EXERCISE DIRECTIONS:
Copy the data below, changing every "point" to "marker" and keeping everything else the same. Leave the pictures out.

DATA SUPPLIED:

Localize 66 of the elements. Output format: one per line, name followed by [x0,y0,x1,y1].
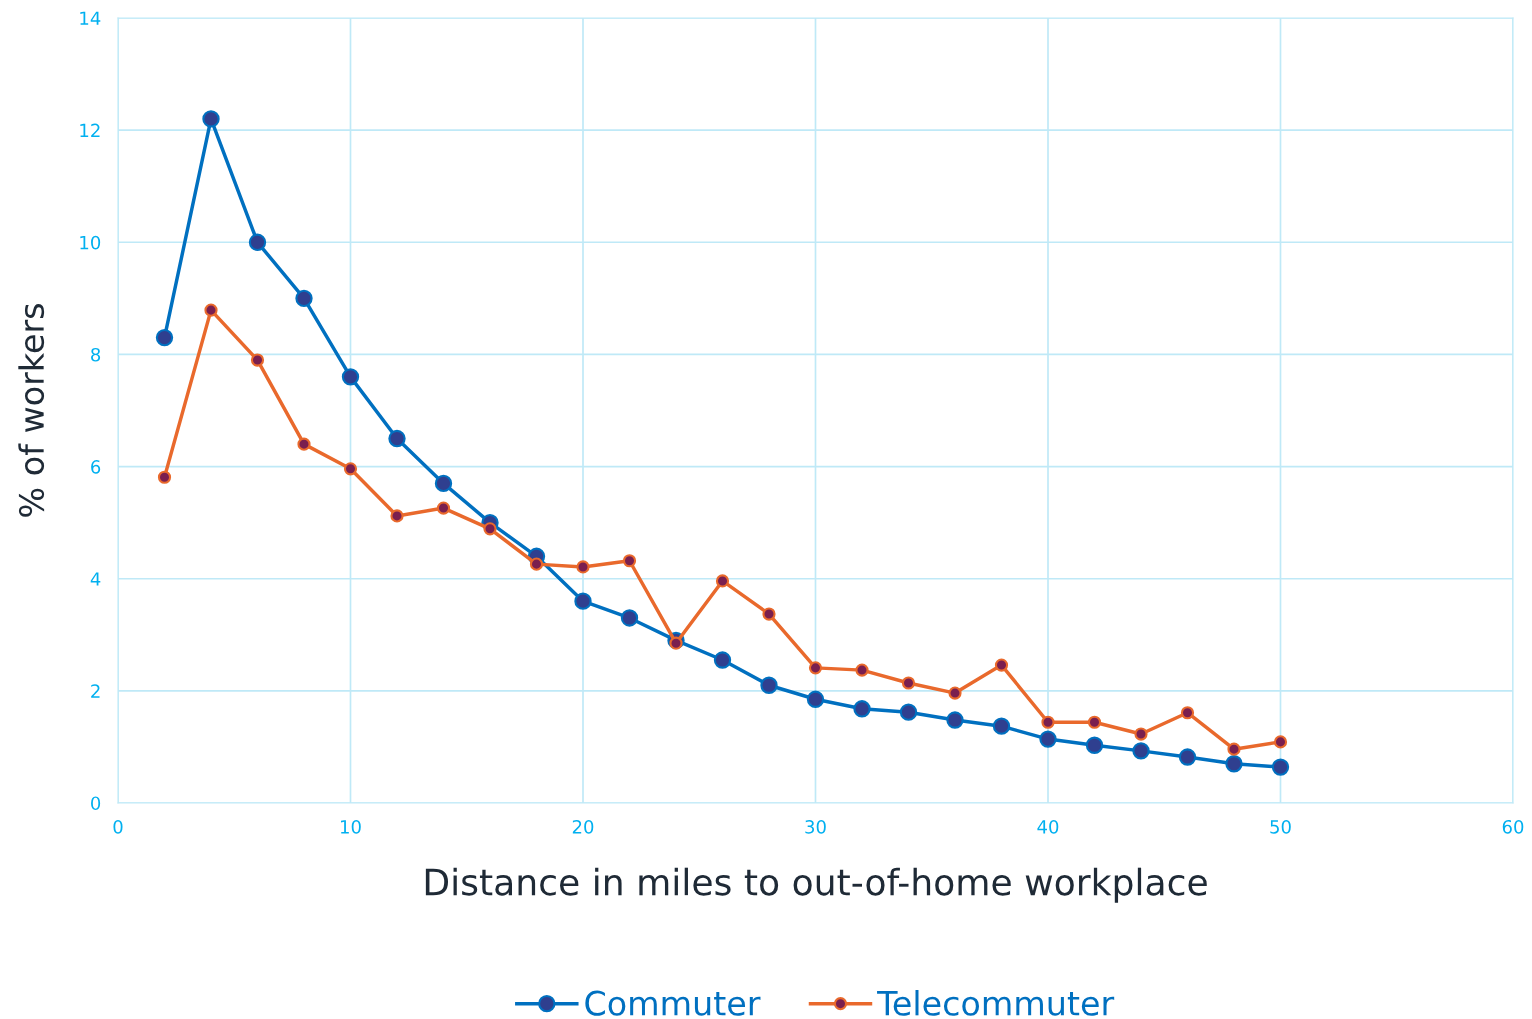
y-tick-label: 14 [80,11,101,25]
point [436,501,451,515]
point [715,574,730,588]
point [1134,727,1148,741]
point [434,474,453,493]
point [762,607,776,621]
point [483,522,497,536]
point [948,686,962,700]
point [250,353,265,367]
point [620,609,639,627]
point [946,711,964,729]
point [1180,706,1195,720]
point [992,717,1011,735]
legend-label: Commuter [585,990,761,1016]
point [713,651,732,669]
x-tick-label: 0 [113,819,123,834]
point [1225,755,1243,773]
y-tick-label: 4 [90,572,101,586]
point [808,661,823,675]
point [994,658,1009,672]
legend-label: Telecommuter [877,990,1115,1016]
point [529,557,544,571]
x-tick-label: 10 [341,819,361,834]
point [202,110,220,128]
y-tick-label: 10 [80,235,101,250]
point [901,676,916,690]
y-tick-label: 0 [91,796,101,811]
point [155,328,174,347]
point [1273,735,1288,749]
point [1271,758,1290,776]
x-tick-label: 20 [572,819,594,834]
point [297,437,311,451]
point [622,554,637,568]
point [855,663,869,677]
point [1039,730,1057,748]
point [899,703,918,721]
x-tick-label: 40 [1037,819,1059,834]
point [204,303,218,317]
y-tick-label: 12 [80,123,100,137]
point [853,700,871,718]
point [576,560,590,574]
point [760,676,778,694]
point [341,368,360,386]
y-tick-label: 6 [91,460,101,474]
point [1041,715,1055,729]
y-axis-title: % of workers [18,304,45,517]
point [1085,736,1104,754]
y-tick-label: 8 [91,347,101,362]
point [1227,742,1241,756]
x-tick-label: 30 [805,819,826,834]
point [669,636,683,650]
point [388,429,406,448]
point [295,289,313,308]
x-tick-label: 50 [1270,819,1291,834]
point [806,690,825,708]
point [1132,742,1150,760]
point [343,462,358,476]
point [248,233,267,251]
y-tick-label: 2 [91,684,100,698]
x-axis-title: Distance in miles to out-of-home workplace [425,867,1207,903]
point [1178,748,1197,766]
point [157,470,172,484]
point [390,509,404,523]
x-tick-label: 60 [1502,819,1524,834]
point [574,592,592,610]
point [1087,715,1102,729]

RESPONSE TO THE EXERCISE:
Localize 66 of the elements. Output format: one per line, name followed by [x0,y0,x1,y1].
y-tick-label: 14 [80,11,101,25]
marker [436,501,451,515]
marker [715,574,730,588]
marker [1134,727,1148,741]
marker [434,474,453,493]
marker [762,607,776,621]
marker [483,522,497,536]
marker [948,686,962,700]
marker [250,353,265,367]
marker [620,609,639,627]
marker [946,711,964,729]
marker [1180,706,1195,720]
marker [992,717,1011,735]
legend-label: Commuter [585,990,761,1016]
marker [713,651,732,669]
x-tick-label: 0 [113,819,123,834]
marker [1225,755,1243,773]
y-tick-label: 4 [90,572,101,586]
marker [808,661,823,675]
marker [994,658,1009,672]
legend-label: Telecommuter [877,990,1115,1016]
marker [529,557,544,571]
x-tick-label: 10 [341,819,361,834]
marker [202,110,220,128]
y-tick-label: 10 [80,235,101,250]
marker [901,676,916,690]
y-tick-label: 0 [91,796,101,811]
marker [155,328,174,347]
marker [1273,735,1288,749]
marker [1271,758,1290,776]
x-tick-label: 20 [572,819,594,834]
marker [297,437,311,451]
marker [622,554,637,568]
marker [855,663,869,677]
marker [1039,730,1057,748]
marker [899,703,918,721]
x-tick-label: 40 [1037,819,1059,834]
marker [204,303,218,317]
y-tick-label: 12 [80,123,100,137]
marker [853,700,871,718]
marker [576,560,590,574]
marker [760,676,778,694]
marker [341,368,360,386]
y-tick-label: 6 [91,460,101,474]
marker [1041,715,1055,729]
y-axis-title: % of workers [18,304,45,517]
marker [1085,736,1104,754]
y-tick-label: 8 [91,347,101,362]
marker [1227,742,1241,756]
x-tick-label: 30 [805,819,826,834]
marker [669,636,683,650]
marker [388,429,406,448]
marker [295,289,313,308]
x-tick-label: 50 [1270,819,1291,834]
marker [806,690,825,708]
marker [1132,742,1150,760]
marker [343,462,358,476]
marker [248,233,267,251]
y-tick-label: 2 [91,684,100,698]
x-axis-title: Distance in miles to out-of-home workplace [425,867,1207,903]
marker [1178,748,1197,766]
marker [157,470,172,484]
marker [390,509,404,523]
x-tick-label: 60 [1502,819,1524,834]
marker [574,592,592,610]
marker [1087,715,1102,729]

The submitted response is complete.